**What the task requires**. Extract each line of the data below exactly as written.

**Records for processing**.
───

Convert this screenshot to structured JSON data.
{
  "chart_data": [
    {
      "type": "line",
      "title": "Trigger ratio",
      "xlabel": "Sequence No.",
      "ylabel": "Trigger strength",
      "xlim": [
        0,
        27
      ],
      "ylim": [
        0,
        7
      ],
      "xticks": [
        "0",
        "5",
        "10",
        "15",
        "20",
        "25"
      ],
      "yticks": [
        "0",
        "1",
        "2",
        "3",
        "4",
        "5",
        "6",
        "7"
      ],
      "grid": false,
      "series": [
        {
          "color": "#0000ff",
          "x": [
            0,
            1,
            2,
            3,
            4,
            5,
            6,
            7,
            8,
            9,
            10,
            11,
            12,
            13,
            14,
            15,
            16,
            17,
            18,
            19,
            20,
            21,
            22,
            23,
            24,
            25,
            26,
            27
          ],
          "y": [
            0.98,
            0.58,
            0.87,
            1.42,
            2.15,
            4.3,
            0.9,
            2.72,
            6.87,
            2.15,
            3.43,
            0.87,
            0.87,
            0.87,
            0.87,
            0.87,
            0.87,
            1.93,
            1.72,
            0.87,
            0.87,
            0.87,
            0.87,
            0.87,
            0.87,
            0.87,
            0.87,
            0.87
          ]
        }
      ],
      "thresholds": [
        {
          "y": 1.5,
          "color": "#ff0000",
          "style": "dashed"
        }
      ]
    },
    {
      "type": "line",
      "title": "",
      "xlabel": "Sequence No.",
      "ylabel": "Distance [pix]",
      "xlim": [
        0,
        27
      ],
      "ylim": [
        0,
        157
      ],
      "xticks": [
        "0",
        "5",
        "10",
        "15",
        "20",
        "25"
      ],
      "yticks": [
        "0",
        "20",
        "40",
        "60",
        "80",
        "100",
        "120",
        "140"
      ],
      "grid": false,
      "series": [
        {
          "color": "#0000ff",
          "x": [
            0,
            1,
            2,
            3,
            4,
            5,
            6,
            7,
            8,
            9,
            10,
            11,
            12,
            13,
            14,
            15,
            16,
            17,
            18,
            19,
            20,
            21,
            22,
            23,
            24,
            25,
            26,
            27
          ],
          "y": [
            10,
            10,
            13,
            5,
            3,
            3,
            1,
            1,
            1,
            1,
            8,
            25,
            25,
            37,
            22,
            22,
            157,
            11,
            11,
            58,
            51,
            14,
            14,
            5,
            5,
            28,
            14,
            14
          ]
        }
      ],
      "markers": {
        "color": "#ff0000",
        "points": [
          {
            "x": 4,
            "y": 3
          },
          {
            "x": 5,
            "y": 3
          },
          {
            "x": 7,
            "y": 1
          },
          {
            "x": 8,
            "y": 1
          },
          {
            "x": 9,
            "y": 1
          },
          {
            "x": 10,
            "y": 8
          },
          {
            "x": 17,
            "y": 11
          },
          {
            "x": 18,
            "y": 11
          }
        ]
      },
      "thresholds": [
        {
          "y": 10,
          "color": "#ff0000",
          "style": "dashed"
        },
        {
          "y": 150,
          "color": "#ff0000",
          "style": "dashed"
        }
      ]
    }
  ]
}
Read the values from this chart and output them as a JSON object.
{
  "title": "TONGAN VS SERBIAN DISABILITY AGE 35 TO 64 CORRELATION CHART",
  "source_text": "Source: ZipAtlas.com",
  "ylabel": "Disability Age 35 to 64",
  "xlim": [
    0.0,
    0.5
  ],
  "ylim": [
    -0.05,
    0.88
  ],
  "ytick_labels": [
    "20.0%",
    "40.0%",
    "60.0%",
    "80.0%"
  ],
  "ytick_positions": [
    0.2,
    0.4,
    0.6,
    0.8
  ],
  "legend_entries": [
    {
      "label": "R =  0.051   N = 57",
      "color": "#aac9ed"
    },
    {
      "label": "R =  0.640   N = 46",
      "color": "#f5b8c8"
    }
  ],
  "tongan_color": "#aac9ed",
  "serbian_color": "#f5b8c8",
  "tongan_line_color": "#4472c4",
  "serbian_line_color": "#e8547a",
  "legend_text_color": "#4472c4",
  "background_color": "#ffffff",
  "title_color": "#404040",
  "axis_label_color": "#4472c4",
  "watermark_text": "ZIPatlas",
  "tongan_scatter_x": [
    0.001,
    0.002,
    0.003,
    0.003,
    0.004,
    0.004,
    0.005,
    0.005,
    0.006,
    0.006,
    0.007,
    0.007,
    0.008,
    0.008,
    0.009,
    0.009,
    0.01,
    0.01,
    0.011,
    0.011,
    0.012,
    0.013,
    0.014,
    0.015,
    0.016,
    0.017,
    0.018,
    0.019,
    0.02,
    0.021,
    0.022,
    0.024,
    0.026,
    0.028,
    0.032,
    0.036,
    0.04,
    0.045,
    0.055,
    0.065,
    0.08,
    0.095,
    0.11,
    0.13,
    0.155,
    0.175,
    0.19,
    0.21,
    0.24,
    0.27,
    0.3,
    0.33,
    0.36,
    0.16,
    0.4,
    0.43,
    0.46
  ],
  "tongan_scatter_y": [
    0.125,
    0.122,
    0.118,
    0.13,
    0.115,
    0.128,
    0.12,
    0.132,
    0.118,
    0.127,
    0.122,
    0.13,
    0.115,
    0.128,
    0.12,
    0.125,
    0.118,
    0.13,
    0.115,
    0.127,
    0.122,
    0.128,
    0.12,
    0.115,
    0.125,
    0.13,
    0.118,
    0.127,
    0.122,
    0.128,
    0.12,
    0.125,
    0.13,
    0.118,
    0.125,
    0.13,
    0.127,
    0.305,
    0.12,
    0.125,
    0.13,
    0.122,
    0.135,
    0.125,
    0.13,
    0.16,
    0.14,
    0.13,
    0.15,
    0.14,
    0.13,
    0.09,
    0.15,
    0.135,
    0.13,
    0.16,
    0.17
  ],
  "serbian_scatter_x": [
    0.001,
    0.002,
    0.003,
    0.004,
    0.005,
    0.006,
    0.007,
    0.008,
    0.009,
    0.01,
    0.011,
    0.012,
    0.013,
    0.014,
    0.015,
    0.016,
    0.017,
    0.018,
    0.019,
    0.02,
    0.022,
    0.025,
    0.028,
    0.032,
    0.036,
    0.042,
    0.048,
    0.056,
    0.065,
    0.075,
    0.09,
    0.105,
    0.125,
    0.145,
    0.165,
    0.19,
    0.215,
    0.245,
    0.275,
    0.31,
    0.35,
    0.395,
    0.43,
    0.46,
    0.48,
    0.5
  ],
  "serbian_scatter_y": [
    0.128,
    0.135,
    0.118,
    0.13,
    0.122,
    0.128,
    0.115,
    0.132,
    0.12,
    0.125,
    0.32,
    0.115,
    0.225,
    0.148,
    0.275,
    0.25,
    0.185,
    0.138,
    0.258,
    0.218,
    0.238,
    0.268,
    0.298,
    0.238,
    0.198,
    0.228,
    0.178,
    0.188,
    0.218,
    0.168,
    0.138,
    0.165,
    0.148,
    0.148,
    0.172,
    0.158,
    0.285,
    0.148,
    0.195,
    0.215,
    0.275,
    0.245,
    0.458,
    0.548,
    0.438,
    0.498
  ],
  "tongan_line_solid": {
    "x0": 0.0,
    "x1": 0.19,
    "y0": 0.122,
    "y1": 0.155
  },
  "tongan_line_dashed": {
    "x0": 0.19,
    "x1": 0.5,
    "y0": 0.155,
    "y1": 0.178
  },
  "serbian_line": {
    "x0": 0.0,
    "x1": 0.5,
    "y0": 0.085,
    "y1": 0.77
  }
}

───

**Written answer**.
Convert this screenshot to structured JSON data.
{
  "chart_data": [
    {
      "type": "line",
      "title": "Trigger ratio",
      "xlabel": "Sequence No.",
      "ylabel": "Trigger strength",
      "xlim": [
        0,
        27
      ],
      "ylim": [
        0,
        7
      ],
      "xticks": [
        "0",
        "5",
        "10",
        "15",
        "20",
        "25"
      ],
      "yticks": [
        "0",
        "1",
        "2",
        "3",
        "4",
        "5",
        "6",
        "7"
      ],
      "grid": false,
      "series": [
        {
          "color": "#0000ff",
          "x": [
            0,
            1,
            2,
            3,
            4,
            5,
            6,
            7,
            8,
            9,
            10,
            11,
            12,
            13,
            14,
            15,
            16,
            17,
            18,
            19,
            20,
            21,
            22,
            23,
            24,
            25,
            26,
            27
          ],
          "y": [
            0.98,
            0.58,
            0.87,
            1.42,
            2.15,
            4.3,
            0.9,
            2.72,
            6.87,
            2.15,
            3.43,
            0.87,
            0.87,
            0.87,
            0.87,
            0.87,
            0.87,
            1.93,
            1.72,
            0.87,
            0.87,
            0.87,
            0.87,
            0.87,
            0.87,
            0.87,
            0.87,
            0.87
          ]
        }
      ],
      "thresholds": [
        {
          "y": 1.5,
          "color": "#ff0000",
          "style": "dashed"
        }
      ]
    },
    {
      "type": "line",
      "title": "",
      "xlabel": "Sequence No.",
      "ylabel": "Distance [pix]",
      "xlim": [
        0,
        27
      ],
      "ylim": [
        0,
        157
      ],
      "xticks": [
        "0",
        "5",
        "10",
        "15",
        "20",
        "25"
      ],
      "yticks": [
        "0",
        "20",
        "40",
        "60",
        "80",
        "100",
        "120",
        "140"
      ],
      "grid": false,
      "series": [
        {
          "color": "#0000ff",
          "x": [
            0,
            1,
            2,
            3,
            4,
            5,
            6,
            7,
            8,
            9,
            10,
            11,
            12,
            13,
            14,
            15,
            16,
            17,
            18,
            19,
            20,
            21,
            22,
            23,
            24,
            25,
            26,
            27
          ],
          "y": [
            10,
            10,
            13,
            5,
            3,
            3,
            1,
            1,
            1,
            1,
            8,
            25,
            25,
            37,
            22,
            22,
            157,
            11,
            11,
            58,
            51,
            14,
            14,
            5,
            5,
            28,
            14,
            14
          ]
        }
      ],
      "markers": {
        "color": "#ff0000",
        "points": [
          {
            "x": 4,
            "y": 3
          },
          {
            "x": 5,
            "y": 3
          },
          {
            "x": 7,
            "y": 1
          },
          {
            "x": 8,
            "y": 1
          },
          {
            "x": 9,
            "y": 1
          },
          {
            "x": 10,
            "y": 8
          },
          {
            "x": 17,
            "y": 11
          },
          {
            "x": 18,
            "y": 11
          }
        ]
      },
      "thresholds": [
        {
          "y": 10,
          "color": "#ff0000",
          "style": "dashed"
        },
        {
          "y": 150,
          "color": "#ff0000",
          "style": "dashed"
        }
      ]
    }
  ]
}
Read the values from this chart and output them as a JSON object.
{
  "title": "TONGAN VS SERBIAN DISABILITY AGE 35 TO 64 CORRELATION CHART",
  "source_text": "Source: ZipAtlas.com",
  "ylabel": "Disability Age 35 to 64",
  "xlim": [
    0.0,
    0.5
  ],
  "ylim": [
    -0.05,
    0.88
  ],
  "ytick_labels": [
    "20.0%",
    "40.0%",
    "60.0%",
    "80.0%"
  ],
  "ytick_positions": [
    0.2,
    0.4,
    0.6,
    0.8
  ],
  "legend_entries": [
    {
      "label": "R =  0.051   N = 57",
      "color": "#aac9ed"
    },
    {
      "label": "R =  0.640   N = 46",
      "color": "#f5b8c8"
    }
  ],
  "tongan_color": "#aac9ed",
  "serbian_color": "#f5b8c8",
  "tongan_line_color": "#4472c4",
  "serbian_line_color": "#e8547a",
  "legend_text_color": "#4472c4",
  "background_color": "#ffffff",
  "title_color": "#404040",
  "axis_label_color": "#4472c4",
  "watermark_text": "ZIPatlas",
  "tongan_scatter_x": [
    0.001,
    0.002,
    0.003,
    0.003,
    0.004,
    0.004,
    0.005,
    0.005,
    0.006,
    0.006,
    0.007,
    0.007,
    0.008,
    0.008,
    0.009,
    0.009,
    0.01,
    0.01,
    0.011,
    0.011,
    0.012,
    0.013,
    0.014,
    0.015,
    0.016,
    0.017,
    0.018,
    0.019,
    0.02,
    0.021,
    0.022,
    0.024,
    0.026,
    0.028,
    0.032,
    0.036,
    0.04,
    0.045,
    0.055,
    0.065,
    0.08,
    0.095,
    0.11,
    0.13,
    0.155,
    0.175,
    0.19,
    0.21,
    0.24,
    0.27,
    0.3,
    0.33,
    0.36,
    0.16,
    0.4,
    0.43,
    0.46
  ],
  "tongan_scatter_y": [
    0.125,
    0.122,
    0.118,
    0.13,
    0.115,
    0.128,
    0.12,
    0.132,
    0.118,
    0.127,
    0.122,
    0.13,
    0.115,
    0.128,
    0.12,
    0.125,
    0.118,
    0.13,
    0.115,
    0.127,
    0.122,
    0.128,
    0.12,
    0.115,
    0.125,
    0.13,
    0.118,
    0.127,
    0.122,
    0.128,
    0.12,
    0.125,
    0.13,
    0.118,
    0.125,
    0.13,
    0.127,
    0.305,
    0.12,
    0.125,
    0.13,
    0.122,
    0.135,
    0.125,
    0.13,
    0.16,
    0.14,
    0.13,
    0.15,
    0.14,
    0.13,
    0.09,
    0.15,
    0.135,
    0.13,
    0.16,
    0.17
  ],
  "serbian_scatter_x": [
    0.001,
    0.002,
    0.003,
    0.004,
    0.005,
    0.006,
    0.007,
    0.008,
    0.009,
    0.01,
    0.011,
    0.012,
    0.013,
    0.014,
    0.015,
    0.016,
    0.017,
    0.018,
    0.019,
    0.02,
    0.022,
    0.025,
    0.028,
    0.032,
    0.036,
    0.042,
    0.048,
    0.056,
    0.065,
    0.075,
    0.09,
    0.105,
    0.125,
    0.145,
    0.165,
    0.19,
    0.215,
    0.245,
    0.275,
    0.31,
    0.35,
    0.395,
    0.43,
    0.46,
    0.48,
    0.5
  ],
  "serbian_scatter_y": [
    0.128,
    0.135,
    0.118,
    0.13,
    0.122,
    0.128,
    0.115,
    0.132,
    0.12,
    0.125,
    0.32,
    0.115,
    0.225,
    0.148,
    0.275,
    0.25,
    0.185,
    0.138,
    0.258,
    0.218,
    0.238,
    0.268,
    0.298,
    0.238,
    0.198,
    0.228,
    0.178,
    0.188,
    0.218,
    0.168,
    0.138,
    0.165,
    0.148,
    0.148,
    0.172,
    0.158,
    0.285,
    0.148,
    0.195,
    0.215,
    0.275,
    0.245,
    0.458,
    0.548,
    0.438,
    0.498
  ],
  "tongan_line_solid": {
    "x0": 0.0,
    "x1": 0.19,
    "y0": 0.122,
    "y1": 0.155
  },
  "tongan_line_dashed": {
    "x0": 0.19,
    "x1": 0.5,
    "y0": 0.155,
    "y1": 0.178
  },
  "serbian_line": {
    "x0": 0.0,
    "x1": 0.5,
    "y0": 0.085,
    "y1": 0.77
  }
}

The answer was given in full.